Aim of the task => Transcribe the entries below exactly; leave every image out.

Items from a figure collection =>
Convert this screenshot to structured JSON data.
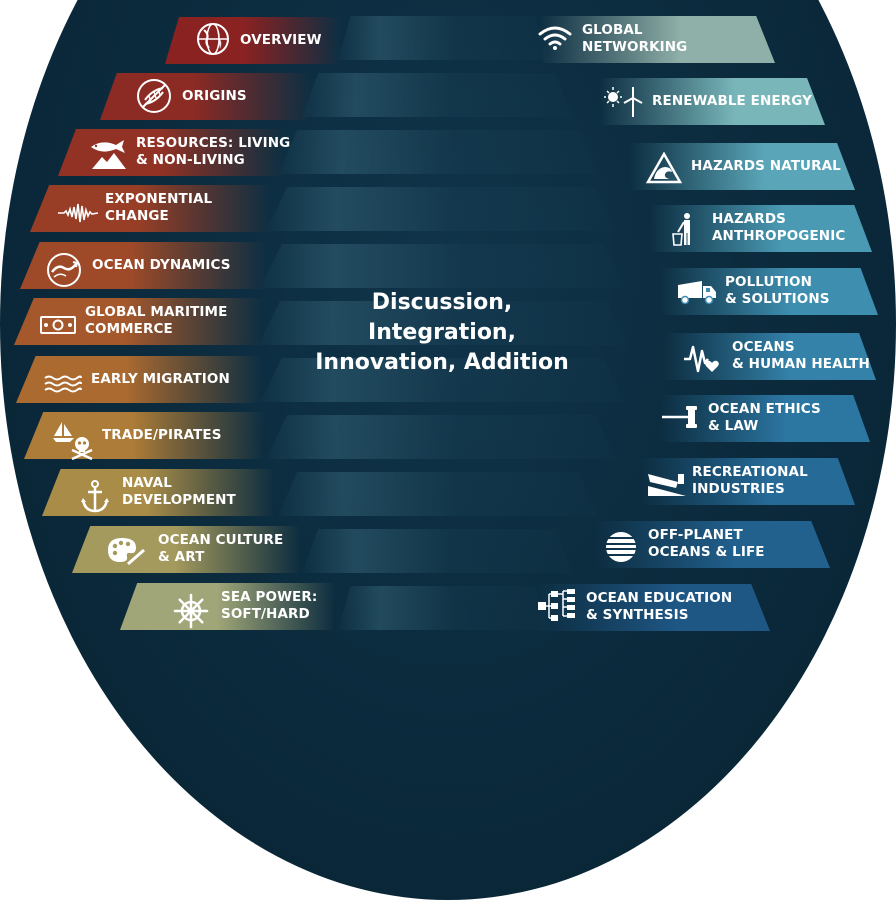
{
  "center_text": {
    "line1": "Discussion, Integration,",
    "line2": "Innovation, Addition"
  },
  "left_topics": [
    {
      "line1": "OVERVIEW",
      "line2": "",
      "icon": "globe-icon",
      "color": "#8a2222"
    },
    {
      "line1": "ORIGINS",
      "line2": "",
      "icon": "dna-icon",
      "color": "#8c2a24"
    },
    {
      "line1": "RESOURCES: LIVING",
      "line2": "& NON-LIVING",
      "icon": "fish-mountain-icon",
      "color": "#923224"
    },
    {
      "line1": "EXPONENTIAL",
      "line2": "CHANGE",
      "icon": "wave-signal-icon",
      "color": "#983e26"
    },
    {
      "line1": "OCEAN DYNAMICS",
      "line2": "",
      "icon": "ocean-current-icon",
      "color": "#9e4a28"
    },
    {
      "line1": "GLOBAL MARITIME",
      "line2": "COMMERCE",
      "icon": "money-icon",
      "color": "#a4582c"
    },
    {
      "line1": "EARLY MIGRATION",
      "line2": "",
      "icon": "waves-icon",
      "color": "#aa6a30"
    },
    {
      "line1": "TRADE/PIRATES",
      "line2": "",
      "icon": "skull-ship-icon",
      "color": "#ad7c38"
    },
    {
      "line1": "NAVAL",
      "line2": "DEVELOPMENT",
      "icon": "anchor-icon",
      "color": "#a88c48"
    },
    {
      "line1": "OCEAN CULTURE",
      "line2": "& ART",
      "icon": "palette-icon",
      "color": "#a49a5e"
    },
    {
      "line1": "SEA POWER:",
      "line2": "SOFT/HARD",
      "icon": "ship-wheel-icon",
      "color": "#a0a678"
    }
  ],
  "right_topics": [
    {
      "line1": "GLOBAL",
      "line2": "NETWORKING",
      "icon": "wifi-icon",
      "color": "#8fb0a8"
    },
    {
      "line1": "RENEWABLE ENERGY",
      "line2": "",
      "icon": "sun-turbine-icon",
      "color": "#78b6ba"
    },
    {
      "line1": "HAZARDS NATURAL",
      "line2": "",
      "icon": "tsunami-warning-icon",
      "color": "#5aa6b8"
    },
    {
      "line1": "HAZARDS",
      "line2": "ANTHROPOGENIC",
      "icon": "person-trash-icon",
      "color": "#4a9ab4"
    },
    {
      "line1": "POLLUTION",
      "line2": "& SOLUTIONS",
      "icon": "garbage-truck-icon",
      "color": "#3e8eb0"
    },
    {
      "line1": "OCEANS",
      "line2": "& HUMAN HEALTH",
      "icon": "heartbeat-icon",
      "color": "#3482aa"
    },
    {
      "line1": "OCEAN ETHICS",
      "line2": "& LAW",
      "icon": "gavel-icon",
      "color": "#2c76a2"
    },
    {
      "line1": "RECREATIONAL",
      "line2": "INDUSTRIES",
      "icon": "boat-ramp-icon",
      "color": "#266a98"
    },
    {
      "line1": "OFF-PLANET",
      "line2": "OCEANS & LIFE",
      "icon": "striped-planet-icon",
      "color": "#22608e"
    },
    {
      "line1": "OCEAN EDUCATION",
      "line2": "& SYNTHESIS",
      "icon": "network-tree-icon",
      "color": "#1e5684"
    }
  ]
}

Solution for this problem =>
Convert this screenshot to structured JSON data.
{
  "center_text": {
    "line1": "Discussion, Integration,",
    "line2": "Innovation, Addition"
  },
  "left_topics": [
    {
      "line1": "OVERVIEW",
      "line2": "",
      "icon": "globe-icon",
      "color": "#8a2222"
    },
    {
      "line1": "ORIGINS",
      "line2": "",
      "icon": "dna-icon",
      "color": "#8c2a24"
    },
    {
      "line1": "RESOURCES: LIVING",
      "line2": "& NON-LIVING",
      "icon": "fish-mountain-icon",
      "color": "#923224"
    },
    {
      "line1": "EXPONENTIAL",
      "line2": "CHANGE",
      "icon": "wave-signal-icon",
      "color": "#983e26"
    },
    {
      "line1": "OCEAN DYNAMICS",
      "line2": "",
      "icon": "ocean-current-icon",
      "color": "#9e4a28"
    },
    {
      "line1": "GLOBAL MARITIME",
      "line2": "COMMERCE",
      "icon": "money-icon",
      "color": "#a4582c"
    },
    {
      "line1": "EARLY MIGRATION",
      "line2": "",
      "icon": "waves-icon",
      "color": "#aa6a30"
    },
    {
      "line1": "TRADE/PIRATES",
      "line2": "",
      "icon": "skull-ship-icon",
      "color": "#ad7c38"
    },
    {
      "line1": "NAVAL",
      "line2": "DEVELOPMENT",
      "icon": "anchor-icon",
      "color": "#a88c48"
    },
    {
      "line1": "OCEAN CULTURE",
      "line2": "& ART",
      "icon": "palette-icon",
      "color": "#a49a5e"
    },
    {
      "line1": "SEA POWER:",
      "line2": "SOFT/HARD",
      "icon": "ship-wheel-icon",
      "color": "#a0a678"
    }
  ],
  "right_topics": [
    {
      "line1": "GLOBAL",
      "line2": "NETWORKING",
      "icon": "wifi-icon",
      "color": "#8fb0a8"
    },
    {
      "line1": "RENEWABLE ENERGY",
      "line2": "",
      "icon": "sun-turbine-icon",
      "color": "#78b6ba"
    },
    {
      "line1": "HAZARDS NATURAL",
      "line2": "",
      "icon": "tsunami-warning-icon",
      "color": "#5aa6b8"
    },
    {
      "line1": "HAZARDS",
      "line2": "ANTHROPOGENIC",
      "icon": "person-trash-icon",
      "color": "#4a9ab4"
    },
    {
      "line1": "POLLUTION",
      "line2": "& SOLUTIONS",
      "icon": "garbage-truck-icon",
      "color": "#3e8eb0"
    },
    {
      "line1": "OCEANS",
      "line2": "& HUMAN HEALTH",
      "icon": "heartbeat-icon",
      "color": "#3482aa"
    },
    {
      "line1": "OCEAN ETHICS",
      "line2": "& LAW",
      "icon": "gavel-icon",
      "color": "#2c76a2"
    },
    {
      "line1": "RECREATIONAL",
      "line2": "INDUSTRIES",
      "icon": "boat-ramp-icon",
      "color": "#266a98"
    },
    {
      "line1": "OFF-PLANET",
      "line2": "OCEANS & LIFE",
      "icon": "striped-planet-icon",
      "color": "#22608e"
    },
    {
      "line1": "OCEAN EDUCATION",
      "line2": "& SYNTHESIS",
      "icon": "network-tree-icon",
      "color": "#1e5684"
    }
  ]
}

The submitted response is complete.